* CHALLENGES *
1. Reproduce the data warehouse passage between "Time-variancy: We have" and "and other models.", inclusive.
2. Pick up the data warehouse text after its last sentence and keep writing it.

* PASSAGE TO READ *

▬▬▬

DATA WAREHOUSE
To facilitate strategic
decision-making, we need a new breed of information delivery environment,
called a data warehouse. The concept of a data warehouse given by Bill Inmon,
the father of data warehousing, is depicted in Figure-1.
Figure -1 : What is Data Warehousing ?
Subject-orientation: Data warehouse data are arranged and optimized to provide
answers to questions coming from diverse functional area within a company.
Therefore, the data warehouse contains data organized and summarized by topic,
such as sales, marketing, finance, distribution, and transportation. For each
one of these topics the data warehouse contains specific subjects of interest -
products, customers, departments, regions, promotions, and so on. Note that
this form of data organization is quite different from the more functional or
process-oriented organization of typical transaction systems.
Time-variancy: We have already noted that the DSS data include a time element
(see Table-1). In contrast to the operational data, which focus on current
transactions, the warehouse data represent the flow of data through time. The
data warehouse can even contain projected data generated through statistical
and other models.
Non-volatility: Once data enter the data warehouse they are never removed. Because
the data in the data warehouse represent the company’s entire history, the
operational data representing the near-tern history, are always added to it. Because
data are never deleted and new data are always added, the data warehouse is
always growing. That is why the DSS DBMS must be able to support multi-gigabyte
and even multi-terabyte database and multiprocessor hardware.
Integration: The data warehouse is a centralized, consolidated
database that integrates data derived from the entire organization. Thus the
data warehouse consolidates data from multiple and diverse sources with diverse
formats. Data integration implies a well-organized effort to define and
standardize all data elements. This integration effort can be time-consuming
but, once accomplished, it provides a unified view of the overall
organizational situation. Data integration enhances decision-making and helps
managers to better understand the company’s operations. This understanding can
be translated into recognition of strategic business opportunities.

▬▬▬

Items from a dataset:
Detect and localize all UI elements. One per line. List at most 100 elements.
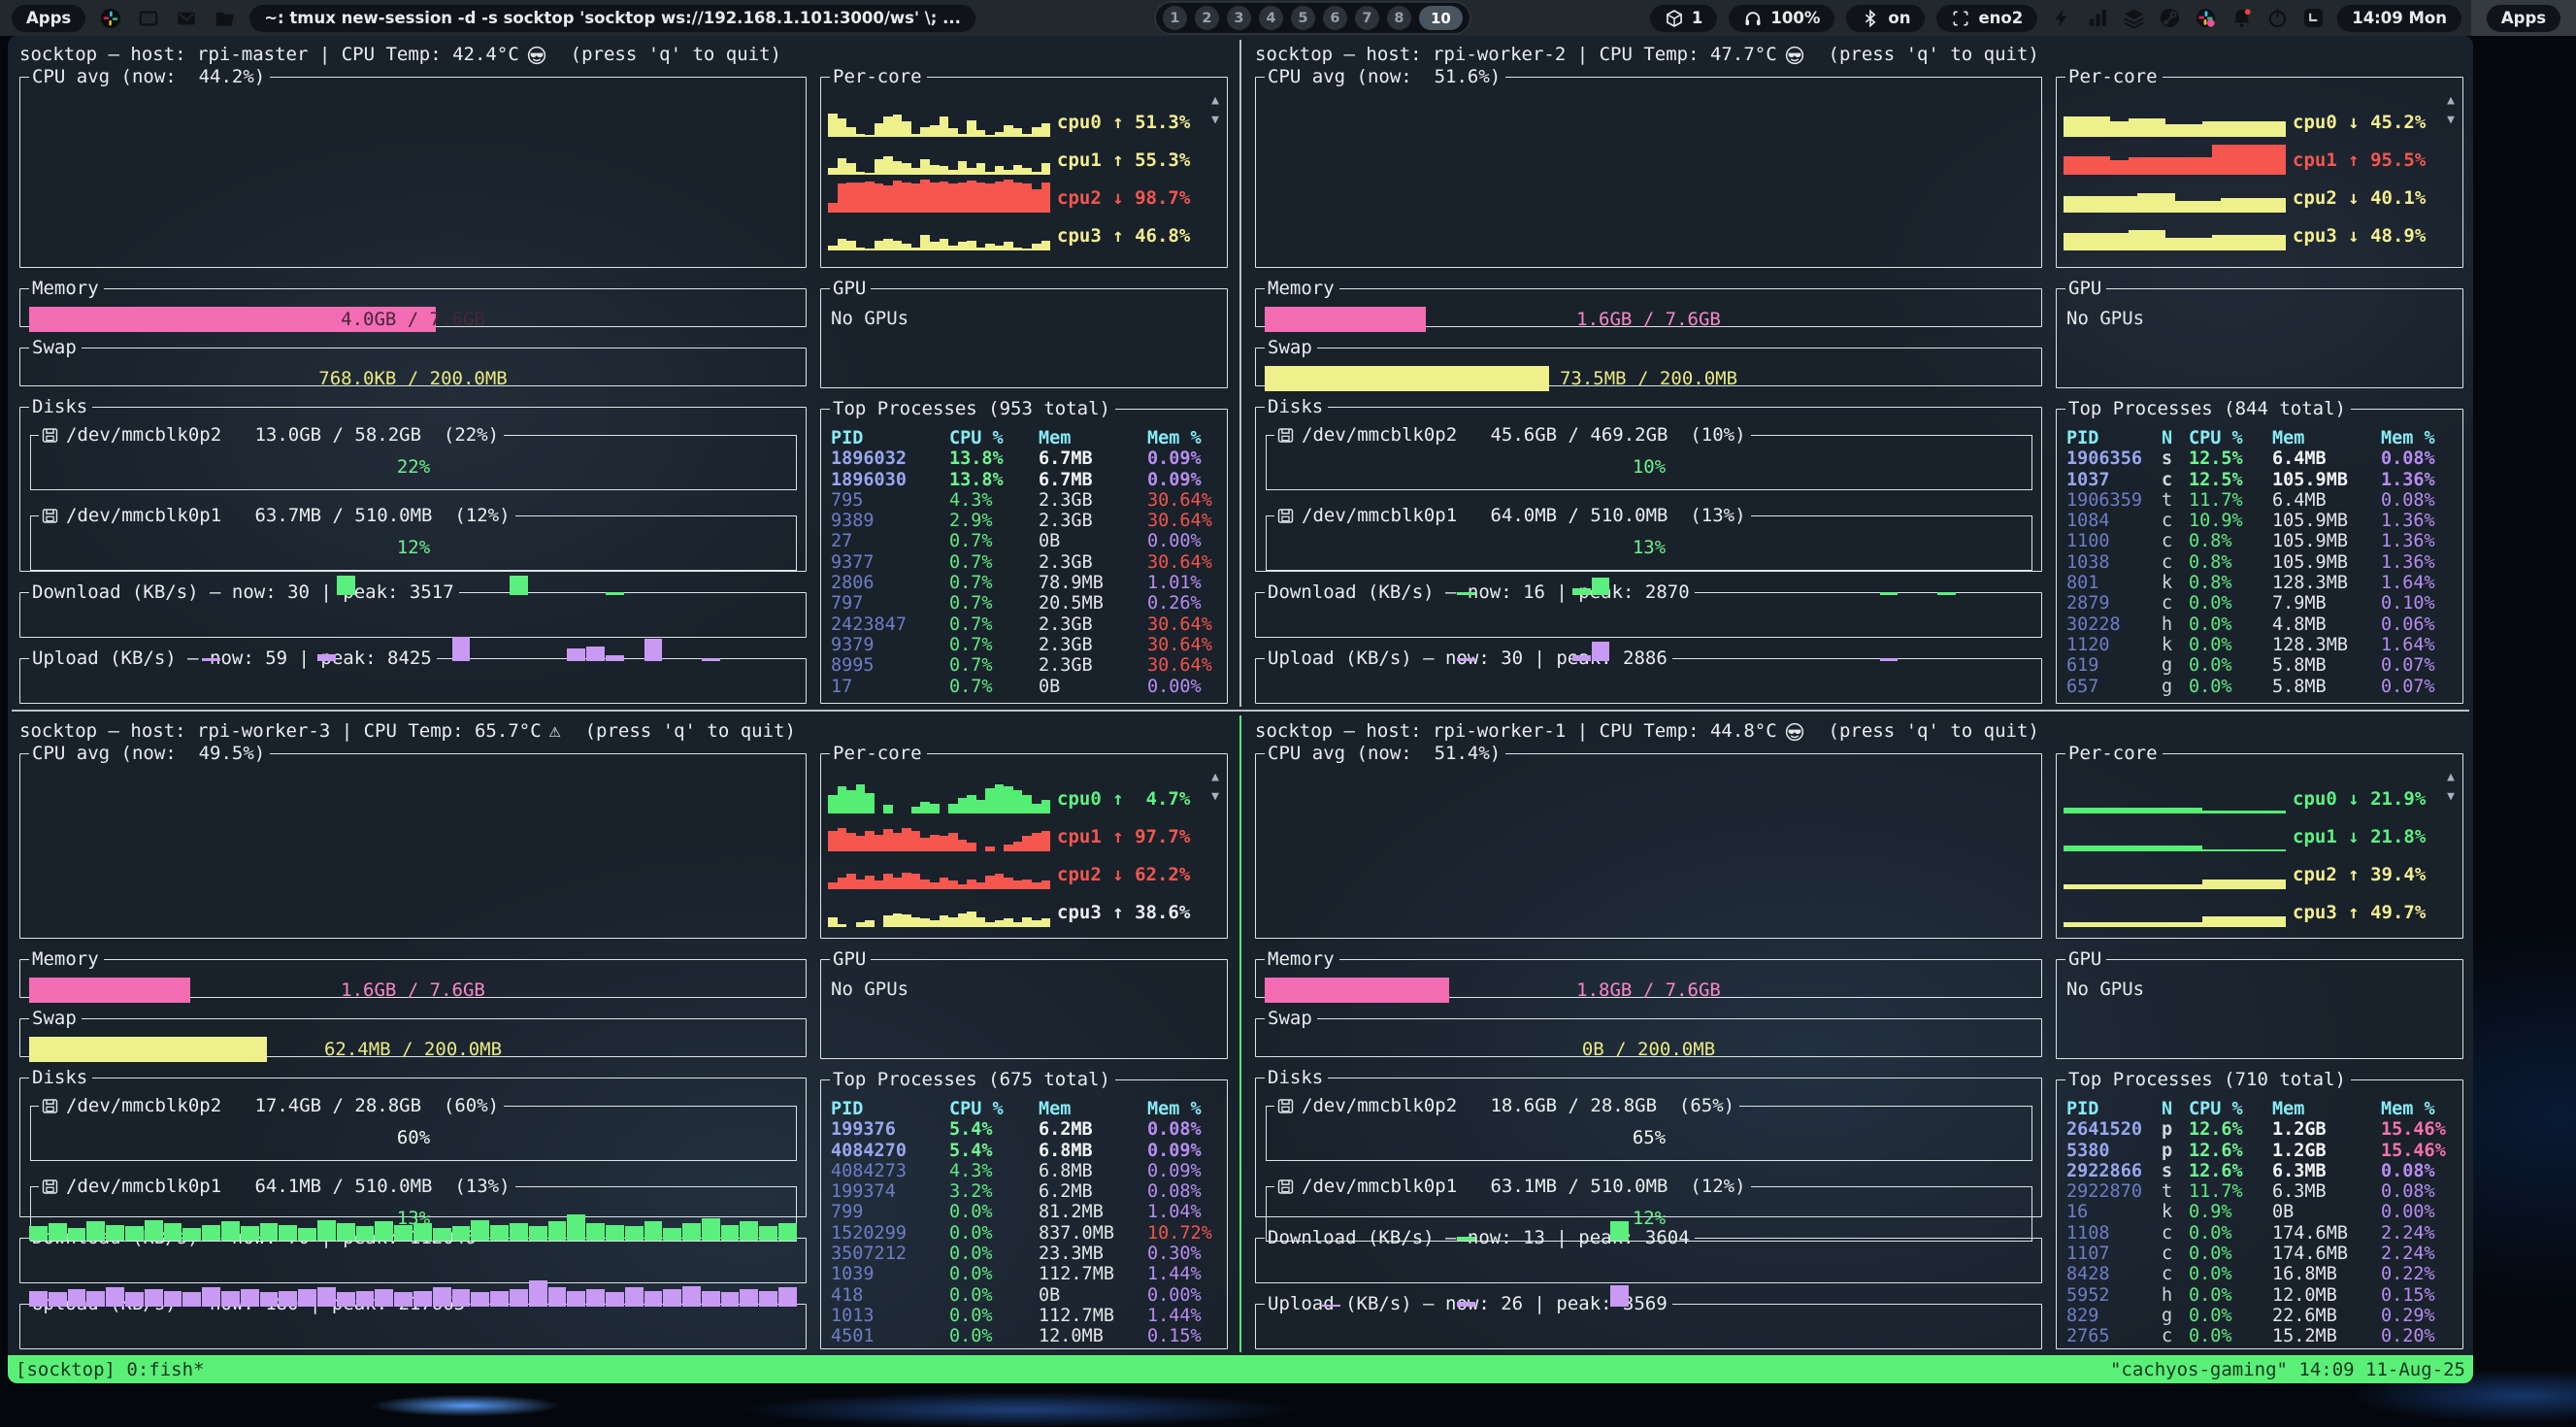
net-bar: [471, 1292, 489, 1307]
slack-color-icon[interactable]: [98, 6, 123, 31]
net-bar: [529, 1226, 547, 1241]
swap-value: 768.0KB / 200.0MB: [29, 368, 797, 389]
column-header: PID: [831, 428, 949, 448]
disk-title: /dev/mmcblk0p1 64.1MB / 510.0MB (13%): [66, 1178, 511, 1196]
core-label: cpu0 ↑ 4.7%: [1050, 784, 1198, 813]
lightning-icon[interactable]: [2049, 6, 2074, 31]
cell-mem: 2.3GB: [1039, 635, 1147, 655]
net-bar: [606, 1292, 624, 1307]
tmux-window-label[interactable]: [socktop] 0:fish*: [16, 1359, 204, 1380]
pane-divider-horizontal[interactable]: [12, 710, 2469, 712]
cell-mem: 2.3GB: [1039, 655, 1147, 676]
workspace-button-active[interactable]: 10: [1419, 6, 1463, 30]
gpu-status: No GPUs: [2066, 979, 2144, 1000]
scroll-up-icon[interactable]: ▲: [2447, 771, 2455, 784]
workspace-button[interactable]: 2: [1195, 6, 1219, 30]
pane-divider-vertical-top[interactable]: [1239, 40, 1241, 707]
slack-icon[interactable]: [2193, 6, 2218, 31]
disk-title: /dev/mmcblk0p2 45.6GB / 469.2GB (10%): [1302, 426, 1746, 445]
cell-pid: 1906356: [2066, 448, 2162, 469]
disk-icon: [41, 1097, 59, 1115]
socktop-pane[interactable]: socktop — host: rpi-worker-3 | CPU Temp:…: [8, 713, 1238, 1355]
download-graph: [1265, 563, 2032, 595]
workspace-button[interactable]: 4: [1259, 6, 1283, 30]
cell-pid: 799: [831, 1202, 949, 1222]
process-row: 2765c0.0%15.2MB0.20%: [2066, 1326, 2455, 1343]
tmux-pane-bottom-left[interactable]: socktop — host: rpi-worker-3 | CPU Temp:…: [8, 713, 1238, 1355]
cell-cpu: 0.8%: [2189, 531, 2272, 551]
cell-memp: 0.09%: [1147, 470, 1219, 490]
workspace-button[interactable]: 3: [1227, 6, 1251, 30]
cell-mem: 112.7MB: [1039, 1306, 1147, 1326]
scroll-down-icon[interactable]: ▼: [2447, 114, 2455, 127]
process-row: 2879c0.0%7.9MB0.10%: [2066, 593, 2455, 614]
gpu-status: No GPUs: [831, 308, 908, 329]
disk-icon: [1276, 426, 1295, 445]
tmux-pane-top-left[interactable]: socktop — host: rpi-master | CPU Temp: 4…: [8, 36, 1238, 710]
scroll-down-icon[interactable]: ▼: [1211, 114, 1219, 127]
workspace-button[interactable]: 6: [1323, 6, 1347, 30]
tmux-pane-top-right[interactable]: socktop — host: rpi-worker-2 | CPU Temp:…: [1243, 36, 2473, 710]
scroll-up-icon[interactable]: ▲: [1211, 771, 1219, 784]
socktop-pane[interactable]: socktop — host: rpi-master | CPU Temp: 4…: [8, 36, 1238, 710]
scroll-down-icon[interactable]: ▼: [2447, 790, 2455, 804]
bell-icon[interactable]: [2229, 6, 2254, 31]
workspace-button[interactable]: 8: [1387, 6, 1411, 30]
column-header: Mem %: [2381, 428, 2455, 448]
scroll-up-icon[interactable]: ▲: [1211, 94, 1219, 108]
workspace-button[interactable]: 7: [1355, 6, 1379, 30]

▬▬▬

* ANSWERS TO THE TASKS *
1.
Time-variancy: We have already noted that the DSS data include a time element
(see Table-1). In contrast to the operational data, which focus on current
transactions, the warehouse data represent the flow of data through time. The
data warehouse can even contain projected data generated through statistical
and other models.

2.
Table-1 summarizes the differences between the data in a data warehouse
and that in an operational database.
Table-1
: Operational Data and Data Warehouse Data
CHARCTERISTIC
|
OPERATIONAL
DATABASE DATA
|
DATA
WAREHOUSE DATA
|
Integrated
|
Similar data can have
different representations or meanings. For example, telephone numbers may be
stored as 033-29-70701 or as 0332970701, and a given condition may be labelled
as T/F or 0/1 or Y/N. A sales value may be shown in thousands or in millions.
|
Provide a unified view
of all data elements with a common
definition and representation
for all business units.
|
Subject-oriented
|
Data are stored with a
functional, or process, orientation. For example, data may be stored for
invoices, payments, credit amounts, and so on.
|
Data are stored with a
subject orientation that facilities, multiple views of the data and facilitates
decision making .For example, sales may be recorded by product, by division,
by manager, or by region.
|
Time-variant
|
Data are recorded as
current transactions. For example, the sales data may be the sale of a product
on a given date, such as Rs. 342.78 on 12-AUG-2012.
|
Data are recorded with a
historical perspective in mind. Therefore, a time dimension is added to
facilitate data analysis and various time comparisons
|
Non-volatile
|
Data updates are
frequent and common. For example, an inventory amount changes with each sale.
Therefore, the data environment is fluid.
|
Data cannot be changed.
Data are only added periodically from historical systems. Once the data are
properly stored, no changes are allowed. Therefore the data environment is
relatively static.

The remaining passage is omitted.